Task brief:
Would you repeat the listing exactly but omit every picture?
=== Provided data ===
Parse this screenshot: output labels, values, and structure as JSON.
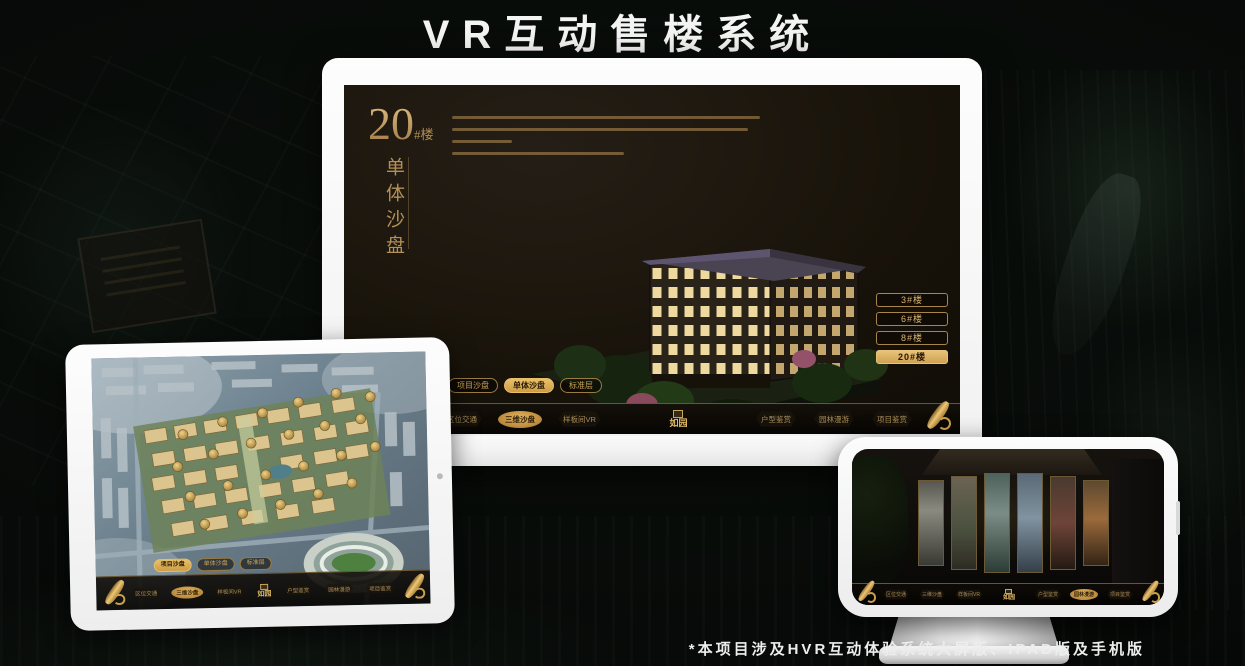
{
  "title": "VR互动售楼系统",
  "footnote": "*本项目涉及HVR互动体验系统大屏版、IPAD版及手机版",
  "colors": {
    "gold": "#c9a467",
    "gold_bright": "#e3b45c",
    "screen_bg": "#171209"
  },
  "logo": {
    "name": "如园"
  },
  "monitor": {
    "building_no": "20",
    "building_suffix": "#楼",
    "panel_title": "单体沙盘",
    "desc_line_widths": [
      308,
      296,
      60,
      172
    ],
    "floor_buttons": [
      {
        "label": "3#楼"
      },
      {
        "label": "6#楼"
      },
      {
        "label": "8#楼"
      },
      {
        "label": "20#楼",
        "active": true
      }
    ],
    "tabs": [
      {
        "label": "项目沙盘"
      },
      {
        "label": "单体沙盘",
        "active": true
      },
      {
        "label": "标准层"
      }
    ],
    "nav_left": [
      {
        "label": "区位交通"
      },
      {
        "label": "三维沙盘",
        "active": true
      },
      {
        "label": "样板间VR"
      }
    ],
    "nav_right": [
      {
        "label": "户型鉴赏"
      },
      {
        "label": "园林漫游"
      },
      {
        "label": "项目鉴赏"
      }
    ]
  },
  "tablet": {
    "tabs": [
      {
        "label": "项目沙盘",
        "active": true
      },
      {
        "label": "单体沙盘"
      },
      {
        "label": "标准层"
      }
    ],
    "nav_left": [
      {
        "label": "区位交通"
      },
      {
        "label": "三维沙盘",
        "active": true
      },
      {
        "label": "样板间VR"
      }
    ],
    "nav_right": [
      {
        "label": "户型鉴赏"
      },
      {
        "label": "园林漫游"
      },
      {
        "label": "项目鉴赏"
      }
    ]
  },
  "phone": {
    "nav_left": [
      {
        "label": "区位交通"
      },
      {
        "label": "三维沙盘"
      },
      {
        "label": "样板间VR"
      }
    ],
    "nav_right": [
      {
        "label": "户型鉴赏"
      },
      {
        "label": "园林漫游",
        "active": true
      },
      {
        "label": "项目鉴赏"
      }
    ]
  }
}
===
In response:
Parse this screenshot: output labels, values, and structure as JSON.
{
  "title": "VR互动售楼系统",
  "footnote": "*本项目涉及HVR互动体验系统大屏版、IPAD版及手机版",
  "colors": {
    "gold": "#c9a467",
    "gold_bright": "#e3b45c",
    "screen_bg": "#171209"
  },
  "logo": {
    "name": "如园"
  },
  "monitor": {
    "building_no": "20",
    "building_suffix": "#楼",
    "panel_title": "单体沙盘",
    "desc_line_widths": [
      308,
      296,
      60,
      172
    ],
    "floor_buttons": [
      {
        "label": "3#楼"
      },
      {
        "label": "6#楼"
      },
      {
        "label": "8#楼"
      },
      {
        "label": "20#楼",
        "active": true
      }
    ],
    "tabs": [
      {
        "label": "项目沙盘"
      },
      {
        "label": "单体沙盘",
        "active": true
      },
      {
        "label": "标准层"
      }
    ],
    "nav_left": [
      {
        "label": "区位交通"
      },
      {
        "label": "三维沙盘",
        "active": true
      },
      {
        "label": "样板间VR"
      }
    ],
    "nav_right": [
      {
        "label": "户型鉴赏"
      },
      {
        "label": "园林漫游"
      },
      {
        "label": "项目鉴赏"
      }
    ]
  },
  "tablet": {
    "tabs": [
      {
        "label": "项目沙盘",
        "active": true
      },
      {
        "label": "单体沙盘"
      },
      {
        "label": "标准层"
      }
    ],
    "nav_left": [
      {
        "label": "区位交通"
      },
      {
        "label": "三维沙盘",
        "active": true
      },
      {
        "label": "样板间VR"
      }
    ],
    "nav_right": [
      {
        "label": "户型鉴赏"
      },
      {
        "label": "园林漫游"
      },
      {
        "label": "项目鉴赏"
      }
    ]
  },
  "phone": {
    "nav_left": [
      {
        "label": "区位交通"
      },
      {
        "label": "三维沙盘"
      },
      {
        "label": "样板间VR"
      }
    ],
    "nav_right": [
      {
        "label": "户型鉴赏"
      },
      {
        "label": "园林漫游",
        "active": true
      },
      {
        "label": "项目鉴赏"
      }
    ]
  }
}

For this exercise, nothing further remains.